Summary
“Moulin Rouge” raises the stakes a little with some decent action, gnarly deaths, and a couple of betrayals. There are still some issues, but the second season of Daryl Dixon is finding a rhythm here.
The Walking Dead: Daryl Dixon is improving, so that’s something. Season 2 is still wildly imperfect, but I didn’t spend Episode 2, “Moulin Rouge”, getting aggravated about basic logical leaps, which I’ll take as a positive. There’s action, a couple of gnarly kills, and a handful of betrayals — obvious though they may be — that raise the stakes effectively. Carol’s inclusion still feels forced, but you know what AMC is like — fans enjoy this relationship, so whatever it takes to give them more of it is, apparently, fair game.
Both halves of the narrative are still completely separate for now, but they’re getting much closer to overlapping, so let’s break down the latest pitstops in Daryl and Carol’s respective adventures.

DATA:
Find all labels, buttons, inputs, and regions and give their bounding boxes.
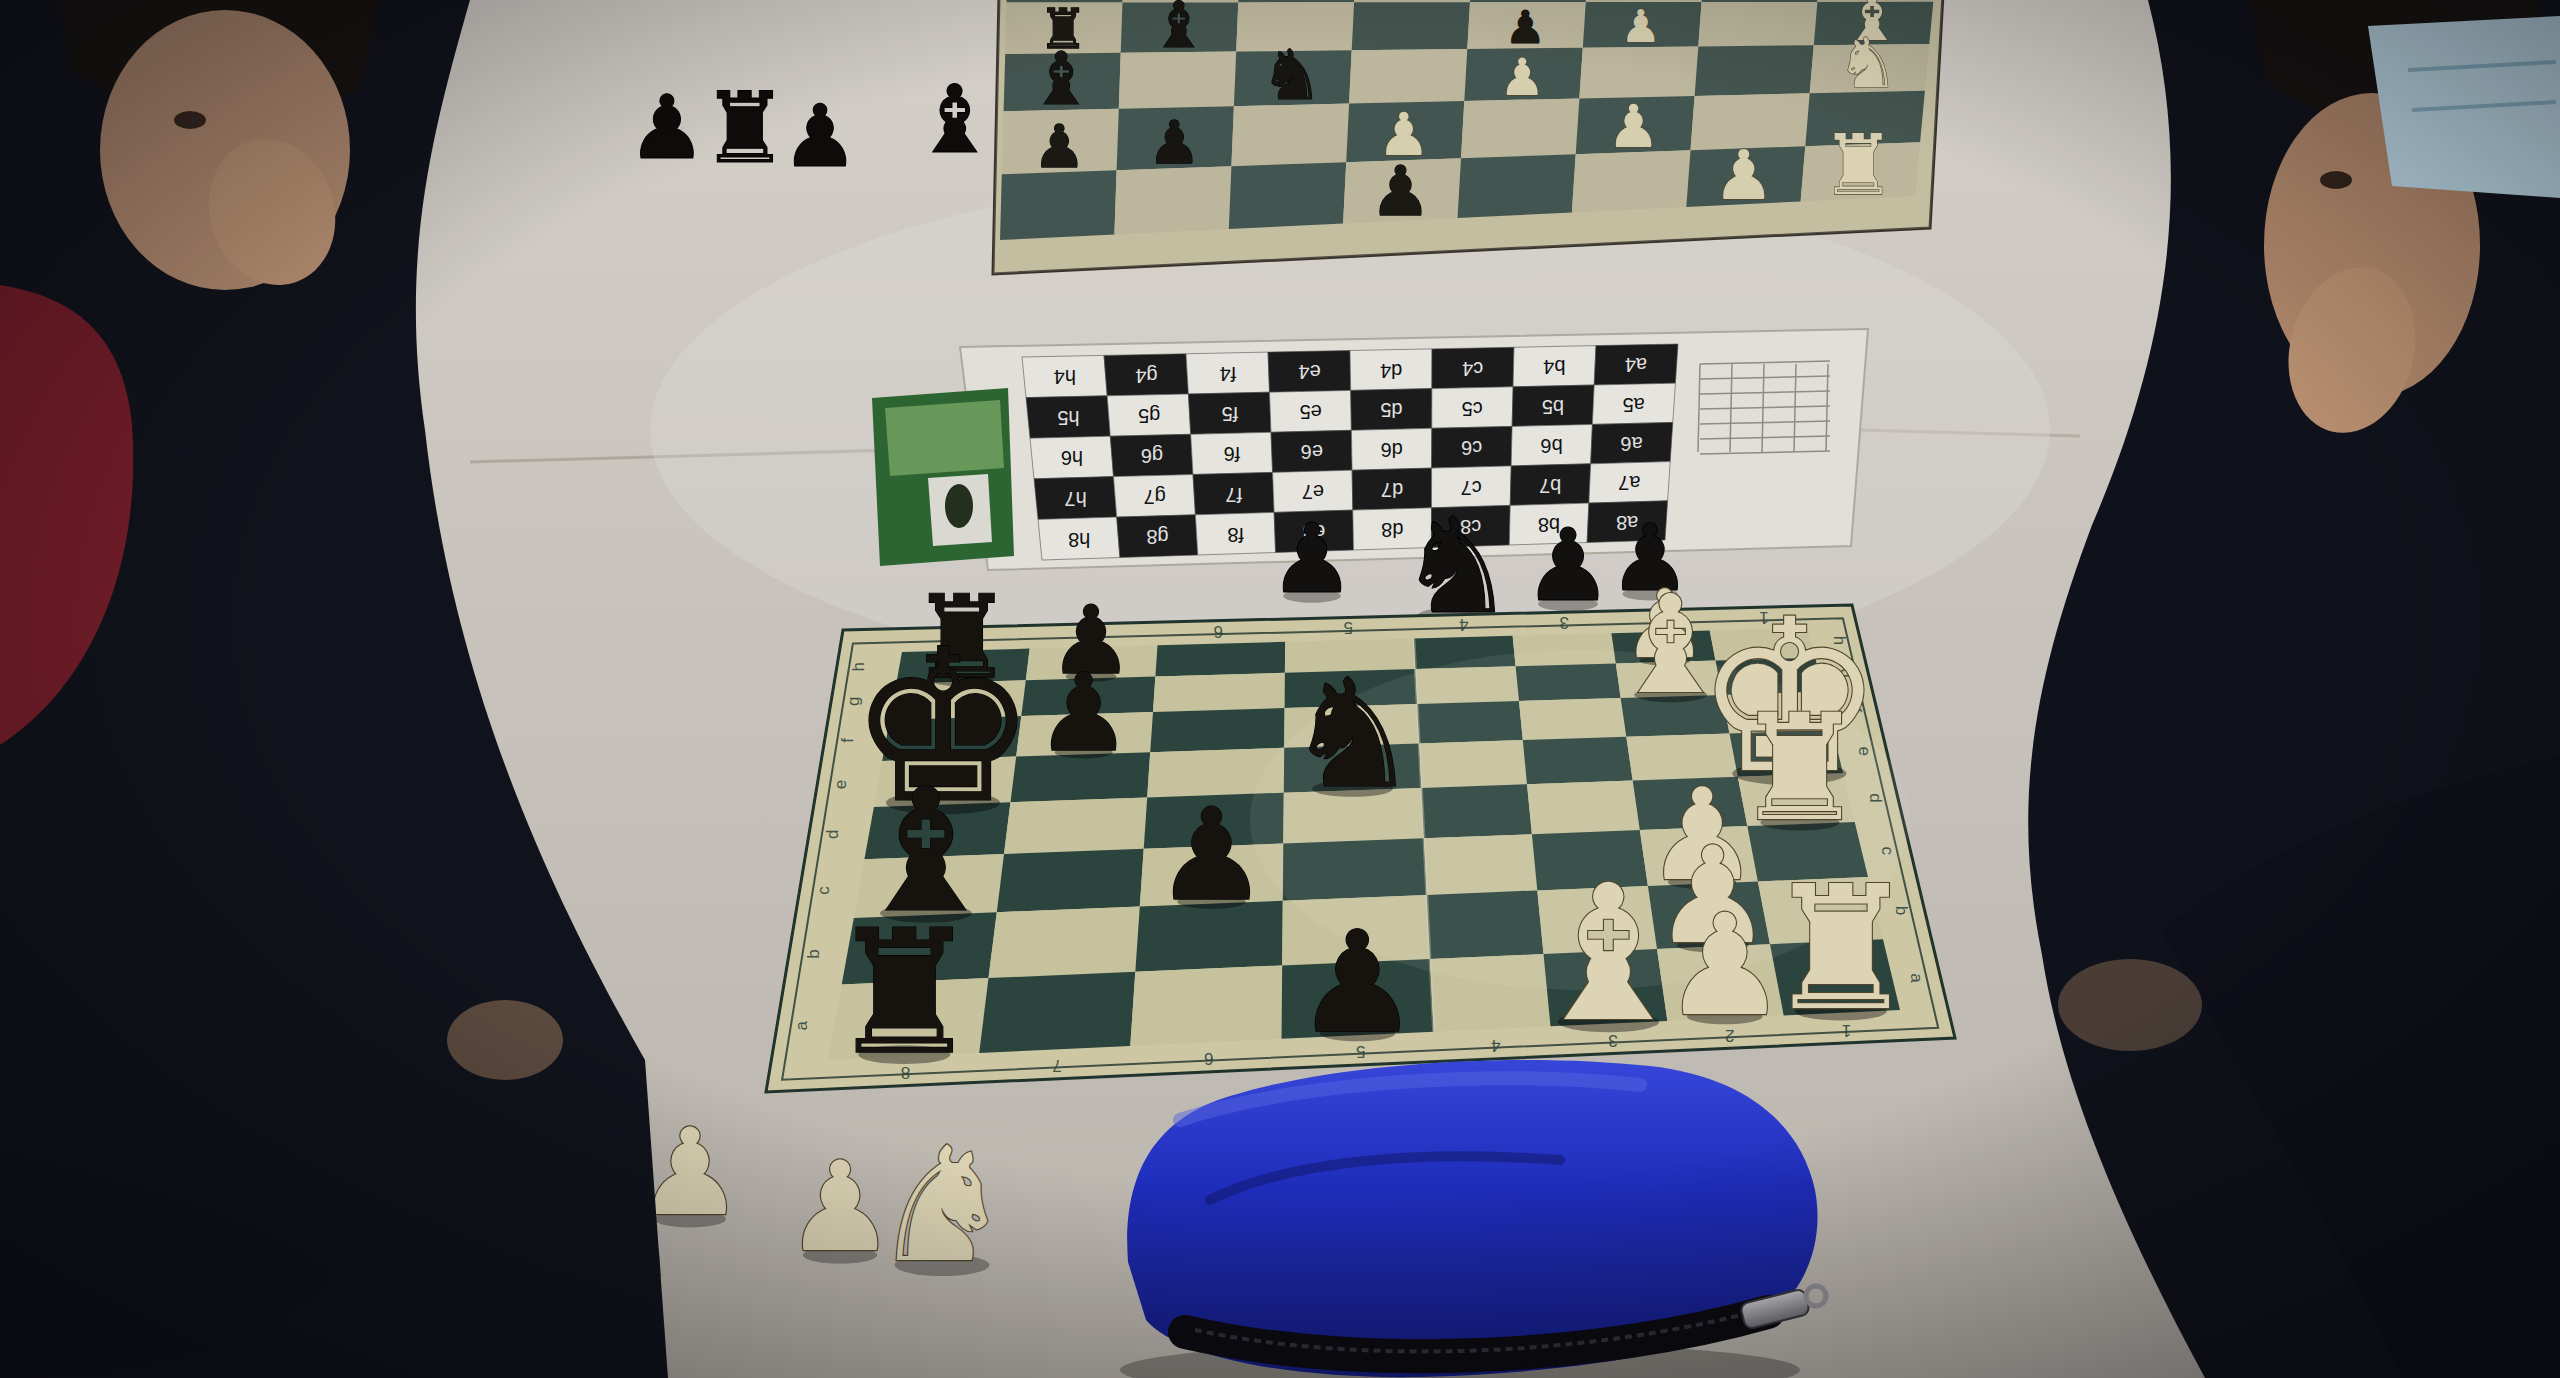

CHALLENGE: Reproduce everything in the episode review above from "Both halves of" down to "Carol’s respective adventures.".

TASK OUTPUT:
Both halves of the narrative are still completely separate for now, but they’re getting much closer to overlapping, so let’s break down the latest pitstops in Daryl and Carol’s respective adventures.